- [Task to carry out]:
Every entry that follows should be reproduced exactly.

[Entries from a dataset]

· · · · · · ·

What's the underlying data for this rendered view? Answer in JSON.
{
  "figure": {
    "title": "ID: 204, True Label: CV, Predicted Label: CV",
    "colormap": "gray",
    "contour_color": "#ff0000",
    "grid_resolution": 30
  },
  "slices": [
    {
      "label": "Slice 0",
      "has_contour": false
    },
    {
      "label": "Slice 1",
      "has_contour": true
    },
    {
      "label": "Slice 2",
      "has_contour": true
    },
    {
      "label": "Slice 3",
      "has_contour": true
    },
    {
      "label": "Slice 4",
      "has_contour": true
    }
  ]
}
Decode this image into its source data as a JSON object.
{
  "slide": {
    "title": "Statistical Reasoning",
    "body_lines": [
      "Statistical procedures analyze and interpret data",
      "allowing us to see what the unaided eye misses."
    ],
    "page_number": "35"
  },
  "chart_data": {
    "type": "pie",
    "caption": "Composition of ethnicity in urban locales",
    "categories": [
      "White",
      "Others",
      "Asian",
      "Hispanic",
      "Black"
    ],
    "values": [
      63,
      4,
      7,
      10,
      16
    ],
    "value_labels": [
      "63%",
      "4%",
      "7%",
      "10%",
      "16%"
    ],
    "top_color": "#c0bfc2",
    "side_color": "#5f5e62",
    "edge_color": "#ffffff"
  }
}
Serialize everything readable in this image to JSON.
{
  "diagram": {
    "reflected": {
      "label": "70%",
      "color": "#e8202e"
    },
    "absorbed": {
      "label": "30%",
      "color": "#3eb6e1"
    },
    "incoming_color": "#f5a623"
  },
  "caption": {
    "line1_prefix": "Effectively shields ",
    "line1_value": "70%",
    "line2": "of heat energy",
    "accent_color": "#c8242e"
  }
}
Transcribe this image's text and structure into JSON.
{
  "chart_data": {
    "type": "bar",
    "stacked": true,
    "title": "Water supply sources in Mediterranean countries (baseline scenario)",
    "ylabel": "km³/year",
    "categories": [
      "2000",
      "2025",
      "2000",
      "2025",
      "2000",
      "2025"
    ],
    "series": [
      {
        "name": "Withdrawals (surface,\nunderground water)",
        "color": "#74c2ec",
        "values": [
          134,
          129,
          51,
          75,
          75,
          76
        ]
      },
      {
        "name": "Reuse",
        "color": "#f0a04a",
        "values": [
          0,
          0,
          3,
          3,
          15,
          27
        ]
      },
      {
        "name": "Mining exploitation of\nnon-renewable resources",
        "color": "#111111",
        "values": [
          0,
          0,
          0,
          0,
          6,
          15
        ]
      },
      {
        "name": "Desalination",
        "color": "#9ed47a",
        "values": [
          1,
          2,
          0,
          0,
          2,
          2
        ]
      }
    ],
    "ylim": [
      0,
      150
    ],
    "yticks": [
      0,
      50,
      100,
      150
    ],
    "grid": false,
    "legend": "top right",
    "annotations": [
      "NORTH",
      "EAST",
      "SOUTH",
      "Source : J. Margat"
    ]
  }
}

· · · · · · ·

- [Complete response]:
What's the underlying data for this rendered view? Answer in JSON.
{
  "figure": {
    "title": "ID: 204, True Label: CV, Predicted Label: CV",
    "colormap": "gray",
    "contour_color": "#ff0000",
    "grid_resolution": 30
  },
  "slices": [
    {
      "label": "Slice 0",
      "has_contour": false
    },
    {
      "label": "Slice 1",
      "has_contour": true
    },
    {
      "label": "Slice 2",
      "has_contour": true
    },
    {
      "label": "Slice 3",
      "has_contour": true
    },
    {
      "label": "Slice 4",
      "has_contour": true
    }
  ]
}
Decode this image into its source data as a JSON object.
{
  "slide": {
    "title": "Statistical Reasoning",
    "body_lines": [
      "Statistical procedures analyze and interpret data",
      "allowing us to see what the unaided eye misses."
    ],
    "page_number": "35"
  },
  "chart_data": {
    "type": "pie",
    "caption": "Composition of ethnicity in urban locales",
    "categories": [
      "White",
      "Others",
      "Asian",
      "Hispanic",
      "Black"
    ],
    "values": [
      63,
      4,
      7,
      10,
      16
    ],
    "value_labels": [
      "63%",
      "4%",
      "7%",
      "10%",
      "16%"
    ],
    "top_color": "#c0bfc2",
    "side_color": "#5f5e62",
    "edge_color": "#ffffff"
  }
}
Serialize everything readable in this image to JSON.
{
  "diagram": {
    "reflected": {
      "label": "70%",
      "color": "#e8202e"
    },
    "absorbed": {
      "label": "30%",
      "color": "#3eb6e1"
    },
    "incoming_color": "#f5a623"
  },
  "caption": {
    "line1_prefix": "Effectively shields ",
    "line1_value": "70%",
    "line2": "of heat energy",
    "accent_color": "#c8242e"
  }
}
Transcribe this image's text and structure into JSON.
{
  "chart_data": {
    "type": "bar",
    "stacked": true,
    "title": "Water supply sources in Mediterranean countries (baseline scenario)",
    "ylabel": "km³/year",
    "categories": [
      "2000",
      "2025",
      "2000",
      "2025",
      "2000",
      "2025"
    ],
    "series": [
      {
        "name": "Withdrawals (surface,\nunderground water)",
        "color": "#74c2ec",
        "values": [
          134,
          129,
          51,
          75,
          75,
          76
        ]
      },
      {
        "name": "Reuse",
        "color": "#f0a04a",
        "values": [
          0,
          0,
          3,
          3,
          15,
          27
        ]
      },
      {
        "name": "Mining exploitation of\nnon-renewable resources",
        "color": "#111111",
        "values": [
          0,
          0,
          0,
          0,
          6,
          15
        ]
      },
      {
        "name": "Desalination",
        "color": "#9ed47a",
        "values": [
          1,
          2,
          0,
          0,
          2,
          2
        ]
      }
    ],
    "ylim": [
      0,
      150
    ],
    "yticks": [
      0,
      50,
      100,
      150
    ],
    "grid": false,
    "legend": "top right",
    "annotations": [
      "NORTH",
      "EAST",
      "SOUTH",
      "Source : J. Margat"
    ]
  }
}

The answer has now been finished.